All of the listing below must be repeated word for word. Pictures are the only thing to omit.

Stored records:
----------------

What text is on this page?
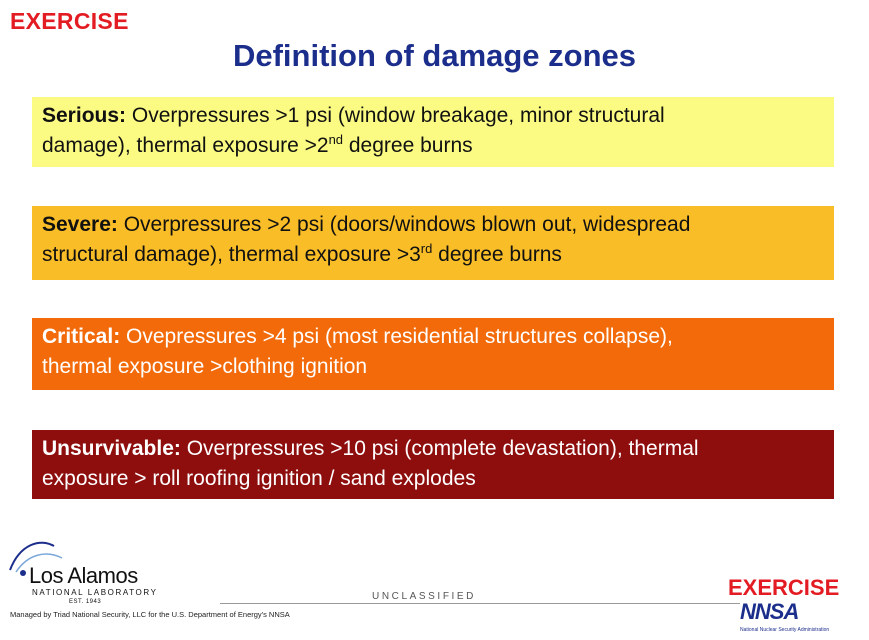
EXERCISE
Definition of damage zones
Serious: Overpressures >1 psi (window breakage, minor structural
damage), thermal exposure >2nd degree burns
Severe: Overpressures >2 psi (doors/windows blown out, widespread
structural damage), thermal exposure >3rd degree burns
Critical: Ovepressures >4 psi (most residential structures collapse),
thermal exposure >clothing ignition
Unsurvivable: Overpressures >10 psi (complete devastation), thermal
exposure > roll roofing ignition / sand explodes
Los Alamos
NATIONAL LABORATORY
EST. 1943
Managed by Triad National Security, LLC for the U.S. Department of Energy's NNSA
UNCLASSIFIED	EXERCISE
NNSA
National Nuclear Security Administration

----------------

=== Exercise answer ===
What text is on this page?
EXERCISE
Definition of damage zones
Serious: Overpressures >1 psi (window breakage, minor structural
damage), thermal exposure >2nd degree burns
Severe: Overpressures >2 psi (doors/windows blown out, widespread
structural damage), thermal exposure >3rd degree burns
Critical: Ovepressures >4 psi (most residential structures collapse),
thermal exposure >clothing ignition
Unsurvivable: Overpressures >10 psi (complete devastation), thermal
exposure > roll roofing ignition / sand explodes
Los Alamos
NATIONAL LABORATORY
EST. 1943
Managed by Triad National Security, LLC for the U.S. Department of Energy's NNSA
UNCLASSIFIED	EXERCISE
NNSA
National Nuclear Security Administration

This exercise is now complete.